(Stored data)
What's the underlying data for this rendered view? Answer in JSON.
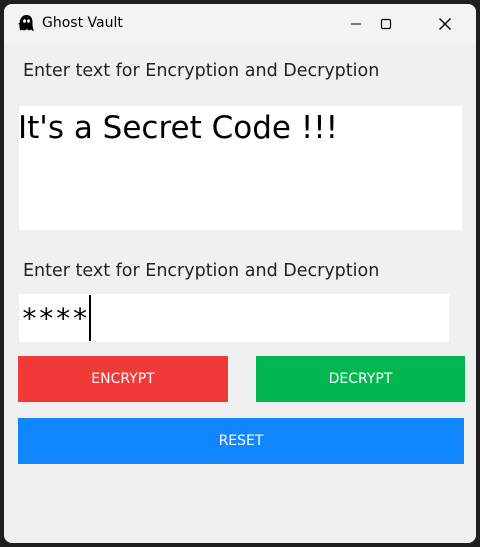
{
  "window": {
    "title": "Ghost Vault",
    "app_icon": "ghost-icon",
    "controls": [
      "minimize-icon",
      "maximize-icon",
      "close-icon"
    ]
  },
  "main": {
    "message_label": "Enter text for Encryption and Decryption",
    "message_text": "It's a Secret Code !!!",
    "key_label": "Enter text for Encryption and Decryption",
    "key_value": "****",
    "buttons": {
      "encrypt": "ENCRYPT",
      "decrypt": "DECRYPT",
      "reset": "RESET"
    }
  },
  "colors": {
    "window_bg": "#f0f0f0",
    "encrypt": "#f03a37",
    "decrypt": "#00b84f",
    "reset": "#1187ff"
  }
}
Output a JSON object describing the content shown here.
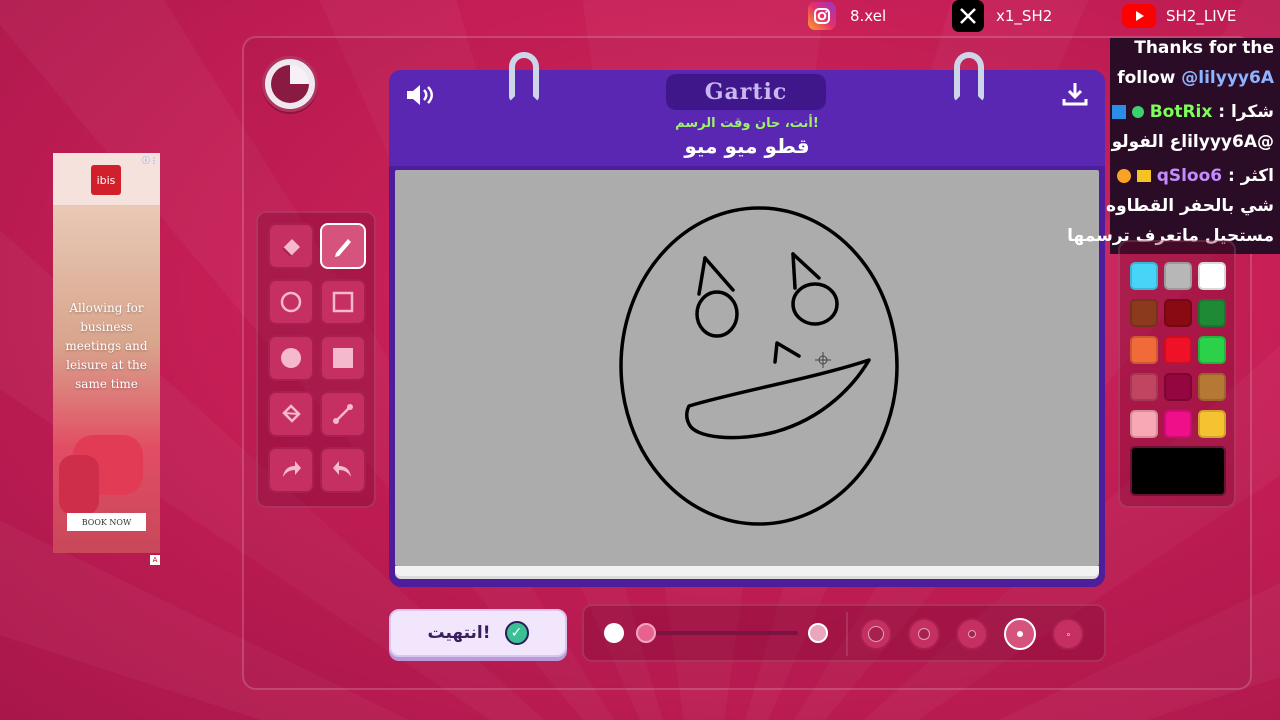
{
  "social": {
    "instagram": "8.xel",
    "x": "x1_SH2",
    "youtube": "SH2_LIVE"
  },
  "game": {
    "logo": "Gartic",
    "prompt": "أنت، حان وقت الرسم!",
    "word": "قطو ميو ميو",
    "done_label": "انتهيت!"
  },
  "ad": {
    "brand": "ibis",
    "text": "Allowing for business meetings and leisure at the same time",
    "cta": "BOOK NOW"
  },
  "chat": {
    "thanks_line1": "Thanks for the",
    "thanks_line2": "follow",
    "thanks_user": "@lilyyy6A",
    "line2_prefix": "شكرا :",
    "line2_user": "BotRix",
    "line3": "@lilyyy6Aع الفولو",
    "line4_prefix": "اكثر :",
    "line4_user": "qSloo6",
    "line5": "شي بالحفر القطاوه",
    "line6": "مستحيل ماتعرف ترسمها"
  },
  "palette": {
    "colors": [
      "#48d4f6",
      "#b7b7b7",
      "#ffffff",
      "#8c3a1e",
      "#8a0a13",
      "#1f8a35",
      "#f06a3a",
      "#ef1127",
      "#2bd148",
      "#c14560",
      "#93063e",
      "#b57835",
      "#f7a8b4",
      "#ef0f89",
      "#f5c232"
    ],
    "current": "#000000"
  },
  "tools": {
    "active": "pencil"
  },
  "brush": {
    "opacity_level": 0.0,
    "active_size_index": 3
  }
}
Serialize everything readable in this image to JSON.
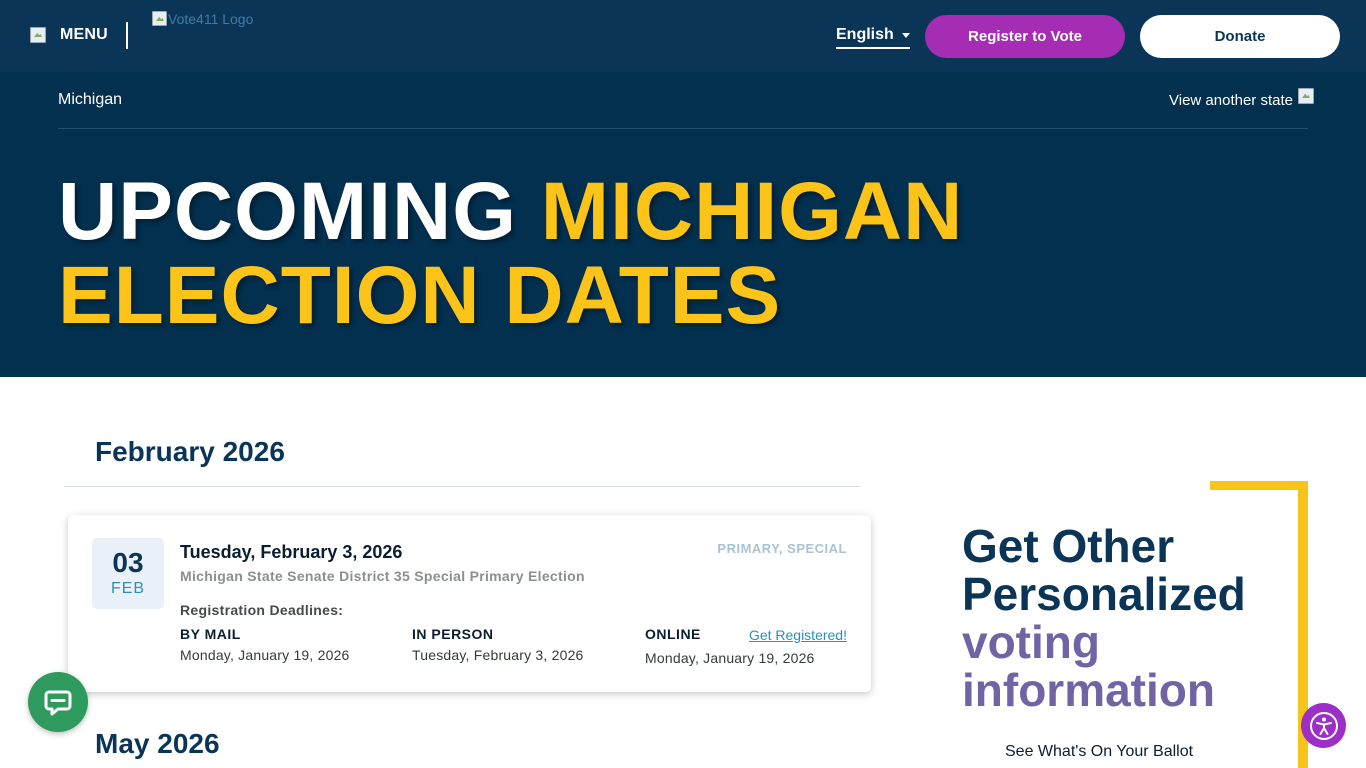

Short problem>
List each line of the records that holds the string "this".

Worked answer>
What's the underlying data for this rendered view? Answer in JSON.
Serialize everything readable in this image to JSON.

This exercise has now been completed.